** Begin ENTRIES **

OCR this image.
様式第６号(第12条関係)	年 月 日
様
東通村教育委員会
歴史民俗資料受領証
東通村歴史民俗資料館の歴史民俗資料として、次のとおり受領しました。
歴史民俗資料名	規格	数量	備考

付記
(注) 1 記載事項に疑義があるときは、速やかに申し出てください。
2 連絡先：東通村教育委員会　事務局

** End ENTRIES **
** Begin ENTRIES **

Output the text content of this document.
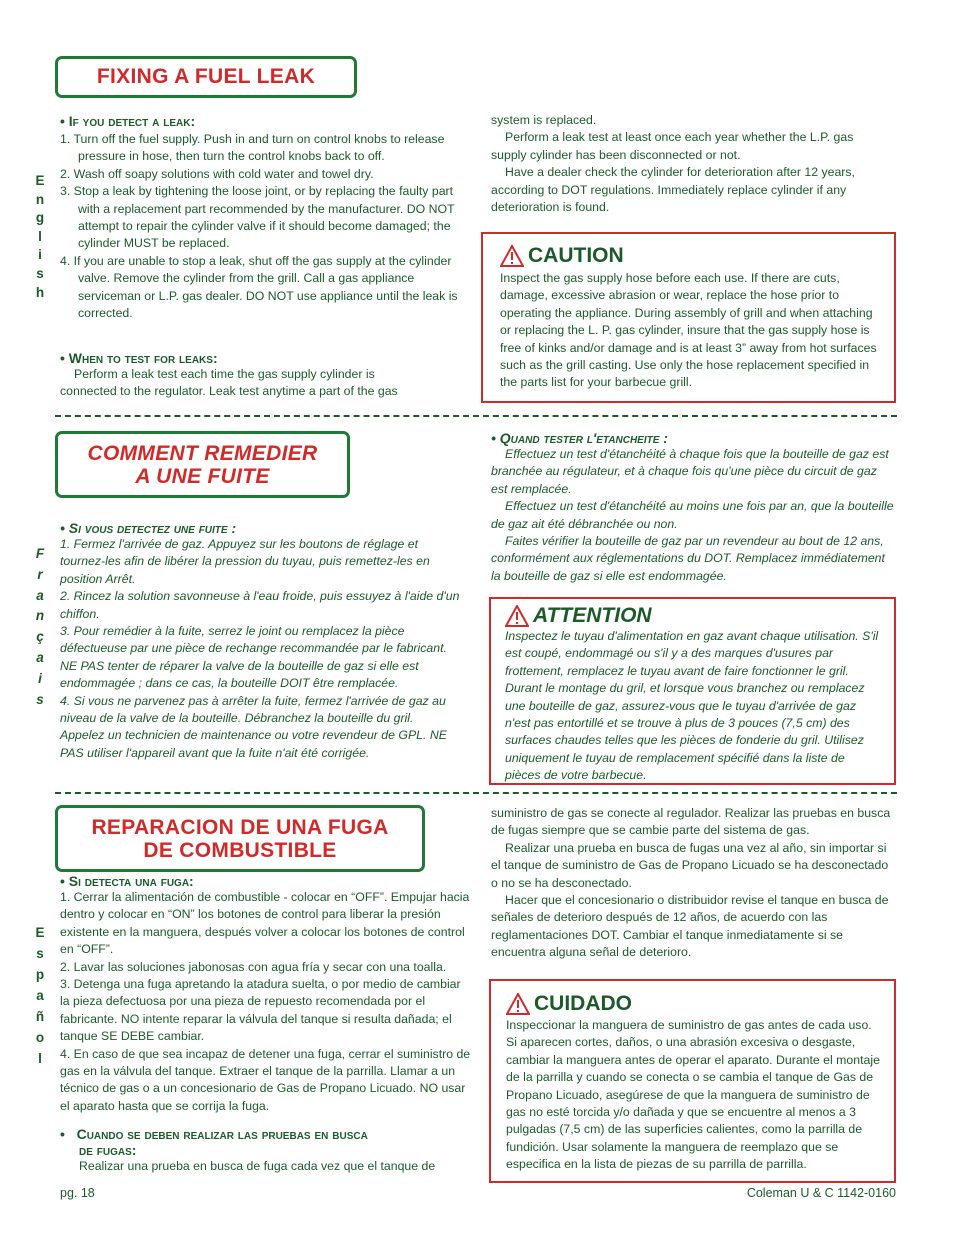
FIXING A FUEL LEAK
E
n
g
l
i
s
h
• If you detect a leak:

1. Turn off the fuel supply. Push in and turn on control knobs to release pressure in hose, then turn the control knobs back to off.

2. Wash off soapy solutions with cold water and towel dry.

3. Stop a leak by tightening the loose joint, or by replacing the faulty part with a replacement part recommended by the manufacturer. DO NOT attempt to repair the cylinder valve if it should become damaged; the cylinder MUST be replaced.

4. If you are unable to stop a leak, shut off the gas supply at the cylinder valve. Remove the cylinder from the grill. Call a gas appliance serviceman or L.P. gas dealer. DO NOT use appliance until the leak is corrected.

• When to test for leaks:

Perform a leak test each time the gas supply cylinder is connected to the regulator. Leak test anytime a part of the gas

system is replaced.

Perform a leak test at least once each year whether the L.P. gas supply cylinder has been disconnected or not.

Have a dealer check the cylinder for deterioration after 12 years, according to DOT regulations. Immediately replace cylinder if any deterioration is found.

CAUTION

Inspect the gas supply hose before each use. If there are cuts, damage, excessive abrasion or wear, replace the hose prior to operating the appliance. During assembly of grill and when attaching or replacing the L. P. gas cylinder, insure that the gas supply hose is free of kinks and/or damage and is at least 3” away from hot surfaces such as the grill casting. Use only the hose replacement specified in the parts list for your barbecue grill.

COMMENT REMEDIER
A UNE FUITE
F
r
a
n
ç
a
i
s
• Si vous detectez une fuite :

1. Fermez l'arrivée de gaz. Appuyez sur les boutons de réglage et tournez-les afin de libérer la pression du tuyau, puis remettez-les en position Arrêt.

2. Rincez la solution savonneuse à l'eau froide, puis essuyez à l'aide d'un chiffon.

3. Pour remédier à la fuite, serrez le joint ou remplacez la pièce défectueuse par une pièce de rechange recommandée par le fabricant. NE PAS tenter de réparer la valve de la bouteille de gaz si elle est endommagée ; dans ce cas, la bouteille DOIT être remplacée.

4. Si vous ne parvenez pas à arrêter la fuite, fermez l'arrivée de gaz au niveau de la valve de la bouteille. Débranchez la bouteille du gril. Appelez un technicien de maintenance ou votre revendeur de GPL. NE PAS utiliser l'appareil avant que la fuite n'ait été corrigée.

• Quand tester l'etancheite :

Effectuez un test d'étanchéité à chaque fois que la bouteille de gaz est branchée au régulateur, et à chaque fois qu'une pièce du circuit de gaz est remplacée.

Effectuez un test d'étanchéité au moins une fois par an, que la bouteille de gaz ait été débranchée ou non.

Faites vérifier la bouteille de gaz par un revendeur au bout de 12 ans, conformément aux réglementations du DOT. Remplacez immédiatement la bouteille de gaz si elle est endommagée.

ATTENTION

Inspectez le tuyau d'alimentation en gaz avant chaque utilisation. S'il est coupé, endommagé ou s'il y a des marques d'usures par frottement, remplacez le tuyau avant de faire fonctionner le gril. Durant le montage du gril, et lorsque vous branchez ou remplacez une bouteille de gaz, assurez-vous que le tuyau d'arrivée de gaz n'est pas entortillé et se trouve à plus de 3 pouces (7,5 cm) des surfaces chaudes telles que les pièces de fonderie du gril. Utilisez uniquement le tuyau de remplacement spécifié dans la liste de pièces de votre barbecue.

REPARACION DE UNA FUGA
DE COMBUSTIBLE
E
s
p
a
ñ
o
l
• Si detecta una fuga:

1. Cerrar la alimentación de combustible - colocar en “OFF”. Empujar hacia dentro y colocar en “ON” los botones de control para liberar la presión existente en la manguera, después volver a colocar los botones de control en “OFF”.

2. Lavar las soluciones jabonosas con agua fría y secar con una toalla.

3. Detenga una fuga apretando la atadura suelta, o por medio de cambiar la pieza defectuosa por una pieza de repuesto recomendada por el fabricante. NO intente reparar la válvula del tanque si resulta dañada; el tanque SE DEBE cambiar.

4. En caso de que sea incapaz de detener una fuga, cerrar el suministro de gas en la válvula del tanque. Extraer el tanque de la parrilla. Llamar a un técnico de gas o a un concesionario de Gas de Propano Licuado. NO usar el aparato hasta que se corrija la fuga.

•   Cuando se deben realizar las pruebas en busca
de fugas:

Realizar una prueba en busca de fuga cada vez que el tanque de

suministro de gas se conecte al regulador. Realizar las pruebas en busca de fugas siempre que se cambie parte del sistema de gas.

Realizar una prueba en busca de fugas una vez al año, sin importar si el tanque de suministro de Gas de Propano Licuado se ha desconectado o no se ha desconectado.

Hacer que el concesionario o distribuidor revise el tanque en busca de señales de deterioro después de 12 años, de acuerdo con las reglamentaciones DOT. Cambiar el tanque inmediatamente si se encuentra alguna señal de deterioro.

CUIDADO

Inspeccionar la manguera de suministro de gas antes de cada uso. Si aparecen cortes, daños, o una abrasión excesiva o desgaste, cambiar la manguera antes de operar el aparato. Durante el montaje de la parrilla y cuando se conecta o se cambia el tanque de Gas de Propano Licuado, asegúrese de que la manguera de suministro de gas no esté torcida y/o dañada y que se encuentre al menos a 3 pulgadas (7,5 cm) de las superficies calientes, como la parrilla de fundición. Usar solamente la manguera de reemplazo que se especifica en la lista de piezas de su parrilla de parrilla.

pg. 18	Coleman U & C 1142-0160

** End ENTRIES **

GIVEN EXERCISE:
Pick out lines containing the word "puis", each one as written.

RESPONSE TO THIS TASK:
1. Fermez l'arrivée de gaz. Appuyez sur les boutons de réglage et tournez-les afin de libérer la pression du tuyau, puis remettez-les en position Arrêt.
2. Rincez la solution savonneuse à l'eau froide, puis essuyez à l'aide d'un chiffon.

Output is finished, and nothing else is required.